**WHAT THIS TASK INVOLVES:** Each entry needs to be restated exactly as written.

**DATA PROVIDED:**
__________

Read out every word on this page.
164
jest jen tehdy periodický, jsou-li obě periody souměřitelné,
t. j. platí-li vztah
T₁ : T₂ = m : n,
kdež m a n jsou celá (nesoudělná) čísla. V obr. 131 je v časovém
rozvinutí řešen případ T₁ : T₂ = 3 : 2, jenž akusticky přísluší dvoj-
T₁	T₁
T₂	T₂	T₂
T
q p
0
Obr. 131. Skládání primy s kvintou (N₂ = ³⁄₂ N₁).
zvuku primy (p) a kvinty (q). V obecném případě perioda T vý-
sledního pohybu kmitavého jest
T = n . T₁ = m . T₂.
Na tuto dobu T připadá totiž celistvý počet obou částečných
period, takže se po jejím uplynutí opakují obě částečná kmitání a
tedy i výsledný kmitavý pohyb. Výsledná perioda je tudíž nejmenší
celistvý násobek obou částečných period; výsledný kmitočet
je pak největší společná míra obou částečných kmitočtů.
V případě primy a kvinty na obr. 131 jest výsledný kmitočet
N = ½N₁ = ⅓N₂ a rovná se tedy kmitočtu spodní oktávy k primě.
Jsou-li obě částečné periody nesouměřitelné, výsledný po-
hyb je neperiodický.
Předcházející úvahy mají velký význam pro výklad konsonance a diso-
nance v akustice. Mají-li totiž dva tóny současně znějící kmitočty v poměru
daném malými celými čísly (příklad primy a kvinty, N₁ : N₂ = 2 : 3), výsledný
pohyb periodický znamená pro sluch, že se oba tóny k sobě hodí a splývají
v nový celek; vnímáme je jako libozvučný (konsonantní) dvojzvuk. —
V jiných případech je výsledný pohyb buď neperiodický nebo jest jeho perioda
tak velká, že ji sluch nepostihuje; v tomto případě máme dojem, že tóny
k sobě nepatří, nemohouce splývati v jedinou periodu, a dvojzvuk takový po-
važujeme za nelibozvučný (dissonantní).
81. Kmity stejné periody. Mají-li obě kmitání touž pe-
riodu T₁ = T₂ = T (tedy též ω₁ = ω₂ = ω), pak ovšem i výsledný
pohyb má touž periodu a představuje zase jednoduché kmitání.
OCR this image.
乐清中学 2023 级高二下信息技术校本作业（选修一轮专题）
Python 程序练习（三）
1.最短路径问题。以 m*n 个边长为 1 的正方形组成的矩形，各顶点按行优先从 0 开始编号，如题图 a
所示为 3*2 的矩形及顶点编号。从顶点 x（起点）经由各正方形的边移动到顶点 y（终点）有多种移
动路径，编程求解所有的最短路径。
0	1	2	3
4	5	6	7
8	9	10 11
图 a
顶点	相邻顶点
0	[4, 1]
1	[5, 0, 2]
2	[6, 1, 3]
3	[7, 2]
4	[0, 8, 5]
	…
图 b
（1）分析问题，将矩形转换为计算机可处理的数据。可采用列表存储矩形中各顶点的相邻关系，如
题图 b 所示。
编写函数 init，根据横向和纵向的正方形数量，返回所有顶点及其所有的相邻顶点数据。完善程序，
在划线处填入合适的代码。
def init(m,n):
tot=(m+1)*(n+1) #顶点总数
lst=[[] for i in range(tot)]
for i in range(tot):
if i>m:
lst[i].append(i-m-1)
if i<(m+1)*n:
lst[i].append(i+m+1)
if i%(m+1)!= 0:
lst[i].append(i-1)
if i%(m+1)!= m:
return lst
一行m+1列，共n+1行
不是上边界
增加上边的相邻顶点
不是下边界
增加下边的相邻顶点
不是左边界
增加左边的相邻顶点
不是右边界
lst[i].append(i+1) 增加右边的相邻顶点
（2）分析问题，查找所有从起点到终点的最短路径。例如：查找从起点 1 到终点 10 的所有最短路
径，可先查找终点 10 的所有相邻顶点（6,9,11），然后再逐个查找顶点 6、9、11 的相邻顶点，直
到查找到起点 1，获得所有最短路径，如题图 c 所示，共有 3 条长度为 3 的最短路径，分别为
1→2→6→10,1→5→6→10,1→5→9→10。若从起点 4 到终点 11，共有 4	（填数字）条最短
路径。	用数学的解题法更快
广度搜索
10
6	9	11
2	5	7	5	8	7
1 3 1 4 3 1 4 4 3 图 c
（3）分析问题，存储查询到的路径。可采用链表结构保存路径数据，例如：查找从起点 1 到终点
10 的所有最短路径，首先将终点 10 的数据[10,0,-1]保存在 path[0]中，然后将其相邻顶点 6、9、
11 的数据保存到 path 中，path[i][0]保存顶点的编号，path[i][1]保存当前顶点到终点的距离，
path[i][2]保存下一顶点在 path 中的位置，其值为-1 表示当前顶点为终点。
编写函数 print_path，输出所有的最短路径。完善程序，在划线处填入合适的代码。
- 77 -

__________

**THE SOLUTION:**
Read out every word on this page.
164
jest jen tehdy periodický, jsou-li obě periody souměřitelné,
t. j. platí-li vztah
T₁ : T₂ = m : n,
kdež m a n jsou celá (nesoudělná) čísla. V obr. 131 je v časovém
rozvinutí řešen případ T₁ : T₂ = 3 : 2, jenž akusticky přísluší dvoj-
T₁	T₁
T₂	T₂	T₂
T
q p
0
Obr. 131. Skládání primy s kvintou (N₂ = ³⁄₂ N₁).
zvuku primy (p) a kvinty (q). V obecném případě perioda T vý-
sledního pohybu kmitavého jest
T = n . T₁ = m . T₂.
Na tuto dobu T připadá totiž celistvý počet obou částečných
period, takže se po jejím uplynutí opakují obě částečná kmitání a
tedy i výsledný kmitavý pohyb. Výsledná perioda je tudíž nejmenší
celistvý násobek obou částečných period; výsledný kmitočet
je pak největší společná míra obou částečných kmitočtů.
V případě primy a kvinty na obr. 131 jest výsledný kmitočet
N = ½N₁ = ⅓N₂ a rovná se tedy kmitočtu spodní oktávy k primě.
Jsou-li obě částečné periody nesouměřitelné, výsledný po-
hyb je neperiodický.
Předcházející úvahy mají velký význam pro výklad konsonance a diso-
nance v akustice. Mají-li totiž dva tóny současně znějící kmitočty v poměru
daném malými celými čísly (příklad primy a kvinty, N₁ : N₂ = 2 : 3), výsledný
pohyb periodický znamená pro sluch, že se oba tóny k sobě hodí a splývají
v nový celek; vnímáme je jako libozvučný (konsonantní) dvojzvuk. —
V jiných případech je výsledný pohyb buď neperiodický nebo jest jeho perioda
tak velká, že ji sluch nepostihuje; v tomto případě máme dojem, že tóny
k sobě nepatří, nemohouce splývati v jedinou periodu, a dvojzvuk takový po-
važujeme za nelibozvučný (dissonantní).
81. Kmity stejné periody. Mají-li obě kmitání touž pe-
riodu T₁ = T₂ = T (tedy též ω₁ = ω₂ = ω), pak ovšem i výsledný
pohyb má touž periodu a představuje zase jednoduché kmitání.
OCR this image.
乐清中学 2023 级高二下信息技术校本作业（选修一轮专题）
Python 程序练习（三）
1.最短路径问题。以 m*n 个边长为 1 的正方形组成的矩形，各顶点按行优先从 0 开始编号，如题图 a
所示为 3*2 的矩形及顶点编号。从顶点 x（起点）经由各正方形的边移动到顶点 y（终点）有多种移
动路径，编程求解所有的最短路径。
0	1	2	3
4	5	6	7
8	9	10 11
图 a
顶点	相邻顶点
0	[4, 1]
1	[5, 0, 2]
2	[6, 1, 3]
3	[7, 2]
4	[0, 8, 5]
	…
图 b
（1）分析问题，将矩形转换为计算机可处理的数据。可采用列表存储矩形中各顶点的相邻关系，如
题图 b 所示。
编写函数 init，根据横向和纵向的正方形数量，返回所有顶点及其所有的相邻顶点数据。完善程序，
在划线处填入合适的代码。
def init(m,n):
tot=(m+1)*(n+1) #顶点总数
lst=[[] for i in range(tot)]
for i in range(tot):
if i>m:
lst[i].append(i-m-1)
if i<(m+1)*n:
lst[i].append(i+m+1)
if i%(m+1)!= 0:
lst[i].append(i-1)
if i%(m+1)!= m:
return lst
一行m+1列，共n+1行
不是上边界
增加上边的相邻顶点
不是下边界
增加下边的相邻顶点
不是左边界
增加左边的相邻顶点
不是右边界
lst[i].append(i+1) 增加右边的相邻顶点
（2）分析问题，查找所有从起点到终点的最短路径。例如：查找从起点 1 到终点 10 的所有最短路
径，可先查找终点 10 的所有相邻顶点（6,9,11），然后再逐个查找顶点 6、9、11 的相邻顶点，直
到查找到起点 1，获得所有最短路径，如题图 c 所示，共有 3 条长度为 3 的最短路径，分别为
1→2→6→10,1→5→6→10,1→5→9→10。若从起点 4 到终点 11，共有 4	（填数字）条最短
路径。	用数学的解题法更快
广度搜索
10
6	9	11
2	5	7	5	8	7
1 3 1 4 3 1 4 4 3 图 c
（3）分析问题，存储查询到的路径。可采用链表结构保存路径数据，例如：查找从起点 1 到终点
10 的所有最短路径，首先将终点 10 的数据[10,0,-1]保存在 path[0]中，然后将其相邻顶点 6、9、
11 的数据保存到 path 中，path[i][0]保存顶点的编号，path[i][1]保存当前顶点到终点的距离，
path[i][2]保存下一顶点在 path 中的位置，其值为-1 表示当前顶点为终点。
编写函数 print_path，输出所有的最短路径。完善程序，在划线处填入合适的代码。
- 77 -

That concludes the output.